<<<<
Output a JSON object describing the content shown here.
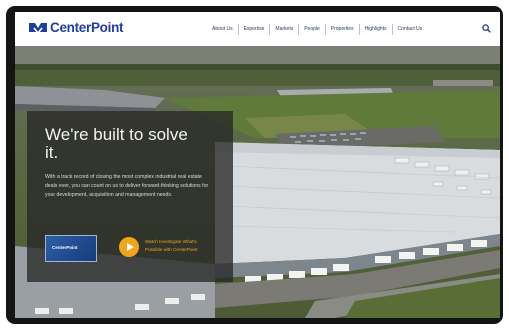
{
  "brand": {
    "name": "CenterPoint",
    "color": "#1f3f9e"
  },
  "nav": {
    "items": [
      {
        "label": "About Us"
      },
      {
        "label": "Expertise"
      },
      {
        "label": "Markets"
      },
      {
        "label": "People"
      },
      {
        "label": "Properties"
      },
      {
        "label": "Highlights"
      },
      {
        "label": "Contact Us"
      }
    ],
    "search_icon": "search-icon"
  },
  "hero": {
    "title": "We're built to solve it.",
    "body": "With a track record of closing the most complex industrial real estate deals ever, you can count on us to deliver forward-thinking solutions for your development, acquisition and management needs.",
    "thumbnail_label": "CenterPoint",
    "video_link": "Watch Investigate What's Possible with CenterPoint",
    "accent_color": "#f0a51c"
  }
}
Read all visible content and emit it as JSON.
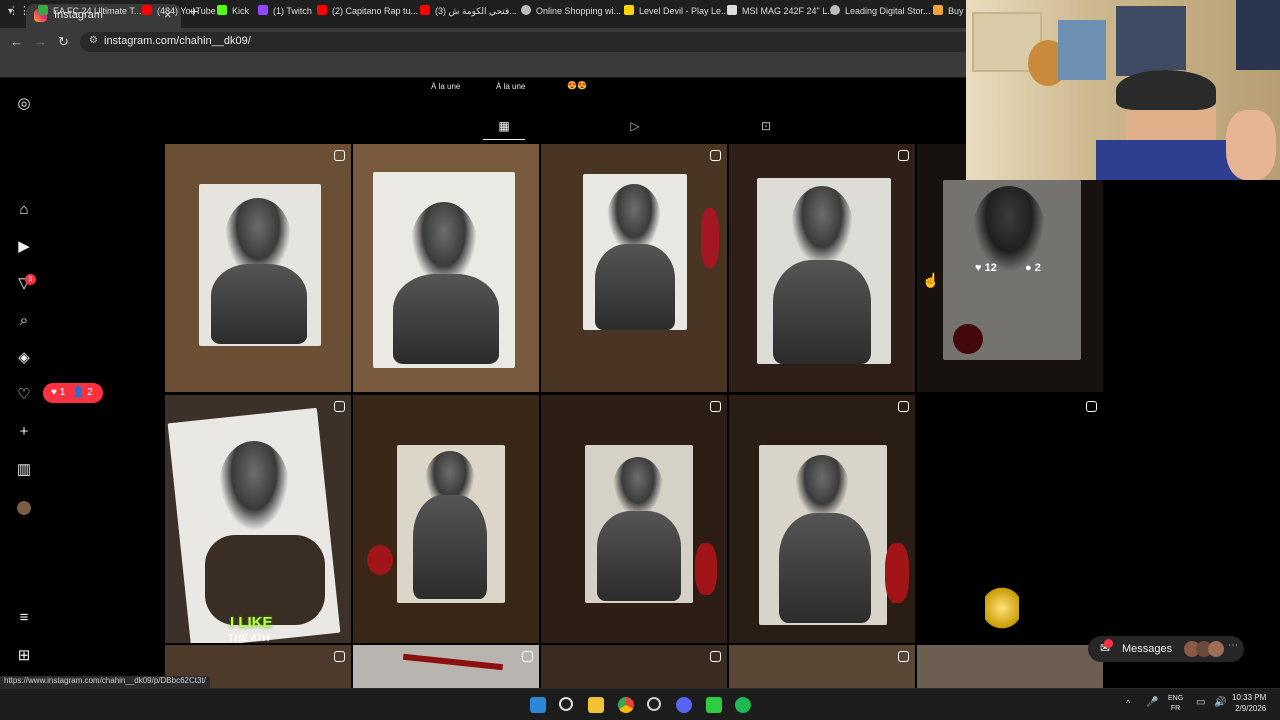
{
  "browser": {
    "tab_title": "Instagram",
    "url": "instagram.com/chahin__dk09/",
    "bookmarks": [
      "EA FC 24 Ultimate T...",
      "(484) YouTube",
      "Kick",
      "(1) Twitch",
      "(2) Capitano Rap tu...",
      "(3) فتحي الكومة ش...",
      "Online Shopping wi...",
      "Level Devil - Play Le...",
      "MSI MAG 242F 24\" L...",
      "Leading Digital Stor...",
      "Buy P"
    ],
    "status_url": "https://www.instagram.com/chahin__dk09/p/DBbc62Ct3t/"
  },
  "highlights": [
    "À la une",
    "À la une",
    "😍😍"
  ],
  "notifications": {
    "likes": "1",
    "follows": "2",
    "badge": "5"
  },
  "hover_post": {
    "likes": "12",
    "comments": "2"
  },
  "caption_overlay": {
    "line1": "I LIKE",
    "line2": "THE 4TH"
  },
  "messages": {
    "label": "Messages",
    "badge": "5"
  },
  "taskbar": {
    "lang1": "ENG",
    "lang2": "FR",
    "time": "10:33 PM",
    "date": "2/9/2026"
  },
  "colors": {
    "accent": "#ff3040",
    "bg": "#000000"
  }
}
>>>>
→ YOUR INSTRUCTIONS: Can you restate all the records above word for word while dropping the pictures?

→ EXERCISE OUTPUT:
Output a JSON object describing the content shown here.
{
  "brand": {
    "name": "CenterPoint",
    "color": "#1f3f9e"
  },
  "nav": {
    "items": [
      {
        "label": "About Us"
      },
      {
        "label": "Expertise"
      },
      {
        "label": "Markets"
      },
      {
        "label": "People"
      },
      {
        "label": "Properties"
      },
      {
        "label": "Highlights"
      },
      {
        "label": "Contact Us"
      }
    ],
    "search_icon": "search-icon"
  },
  "hero": {
    "title": "We're built to solve it.",
    "body": "With a track record of closing the most complex industrial real estate deals ever, you can count on us to deliver forward-thinking solutions for your development, acquisition and management needs.",
    "thumbnail_label": "CenterPoint",
    "video_link": "Watch Investigate What's Possible with CenterPoint",
    "accent_color": "#f0a51c"
  }
}
Read all visible content and emit it as JSON.
{
  "browser": {
    "tab_title": "Instagram",
    "url": "instagram.com/chahin__dk09/",
    "bookmarks": [
      "EA FC 24 Ultimate T...",
      "(484) YouTube",
      "Kick",
      "(1) Twitch",
      "(2) Capitano Rap tu...",
      "(3) فتحي الكومة ش...",
      "Online Shopping wi...",
      "Level Devil - Play Le...",
      "MSI MAG 242F 24\" L...",
      "Leading Digital Stor...",
      "Buy P"
    ],
    "status_url": "https://www.instagram.com/chahin__dk09/p/DBbc62Ct3t/"
  },
  "highlights": [
    "À la une",
    "À la une",
    "😍😍"
  ],
  "notifications": {
    "likes": "1",
    "follows": "2",
    "badge": "5"
  },
  "hover_post": {
    "likes": "12",
    "comments": "2"
  },
  "caption_overlay": {
    "line1": "I LIKE",
    "line2": "THE 4TH"
  },
  "messages": {
    "label": "Messages",
    "badge": "5"
  },
  "taskbar": {
    "lang1": "ENG",
    "lang2": "FR",
    "time": "10:33 PM",
    "date": "2/9/2026"
  },
  "colors": {
    "accent": "#ff3040",
    "bg": "#000000"
  }
}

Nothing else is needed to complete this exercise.